What is the number of lines containing the word "가산세를"? Give that number alone.

_ _ _ _ _ _ _

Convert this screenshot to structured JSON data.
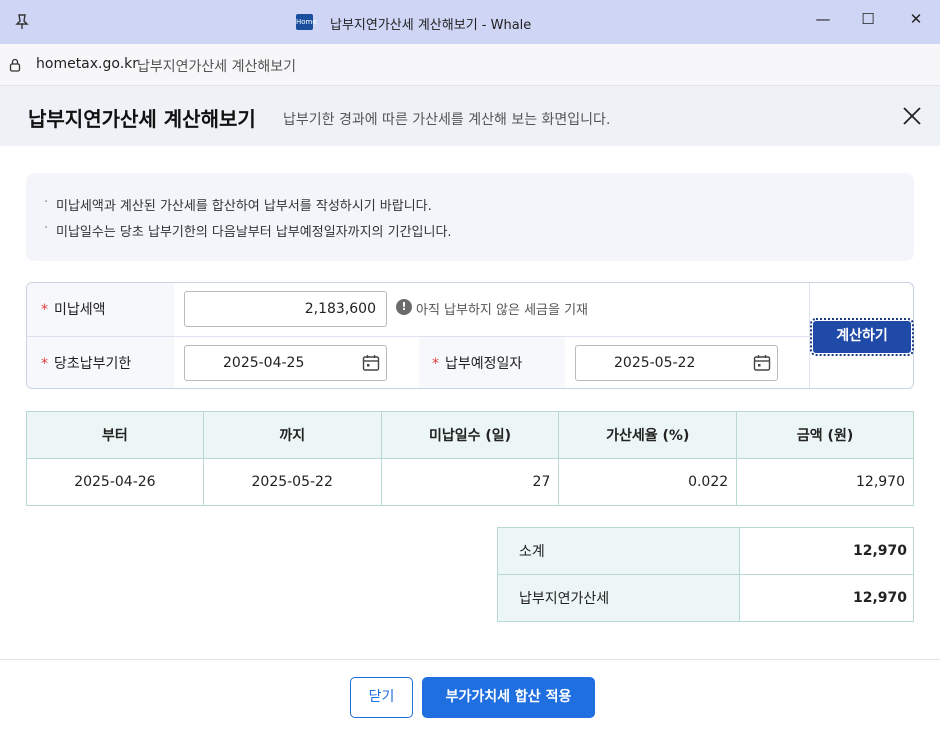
{
  "window": {
    "title": "납부지연가산세 계산해보기 - Whale",
    "app_icon_text": "Home",
    "minimize_glyph": "—",
    "maximize_glyph": "☐",
    "close_glyph": "✕"
  },
  "address_bar": {
    "host": "hometax.go.kr",
    "page_title": "납부지연가산세 계산해보기"
  },
  "header": {
    "title": "납부지연가산세 계산해보기",
    "subtitle": "납부기한 경과에 따른 가산세를 계산해 보는 화면입니다."
  },
  "notice": [
    "미납세액과 계산된 가산세를 합산하여 납부서를 작성하시기 바랍니다.",
    "미납일수는 당초 납부기한의 다음날부터 납부예정일자까지의 기간입니다."
  ],
  "form": {
    "required_mark": "*",
    "unpaid_tax_label": "미납세액",
    "unpaid_tax_value": "2,183,600",
    "unpaid_tax_help": "아직 납부하지 않은 세금을 기재",
    "original_due_label": "당초납부기한",
    "original_due_value": "2025-04-25",
    "planned_payment_label": "납부예정일자",
    "planned_payment_value": "2025-05-22",
    "calculate_button": "계산하기"
  },
  "result_table": {
    "headers": [
      "부터",
      "까지",
      "미납일수 (일)",
      "가산세율 (%)",
      "금액 (원)"
    ],
    "rows": [
      [
        "2025-04-26",
        "2025-05-22",
        "27",
        "0.022",
        "12,970"
      ]
    ]
  },
  "summary": {
    "subtotal_label": "소계",
    "subtotal_value": "12,970",
    "penalty_label": "납부지연가산세",
    "penalty_value": "12,970"
  },
  "footer": {
    "close_button": "닫기",
    "apply_button": "부가가치세 합산 적용"
  },
  "colors": {
    "primary": "#1f6fe0",
    "calc_button": "#1f4aa8",
    "required": "#e23a3a",
    "table_header_bg": "#ebf6f5"
  }
}
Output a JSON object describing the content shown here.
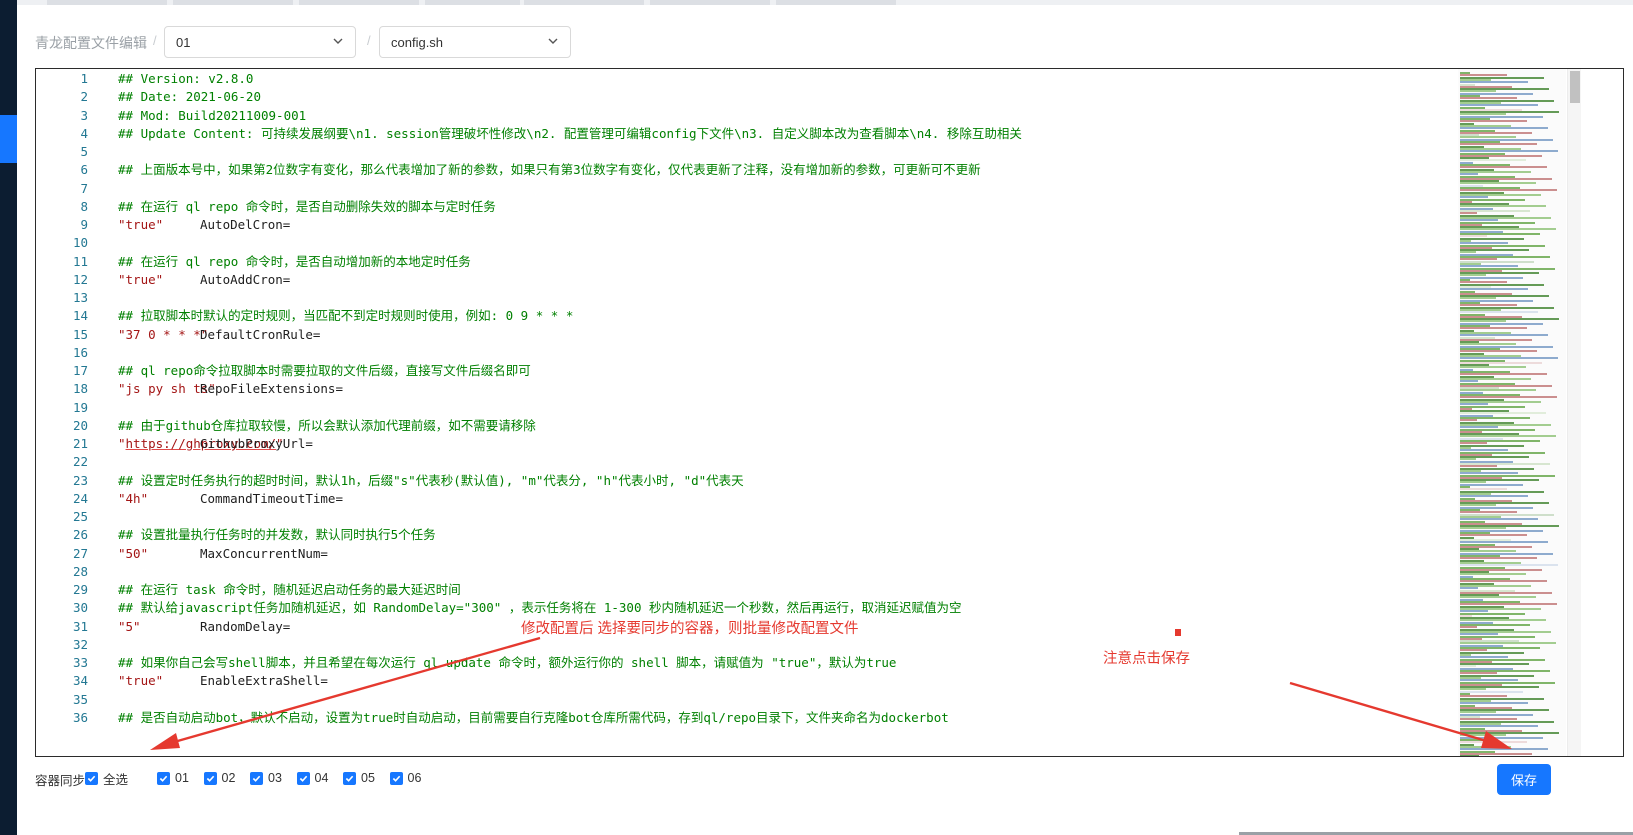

_ _ _ _ _ _ _

**RESULT**: 2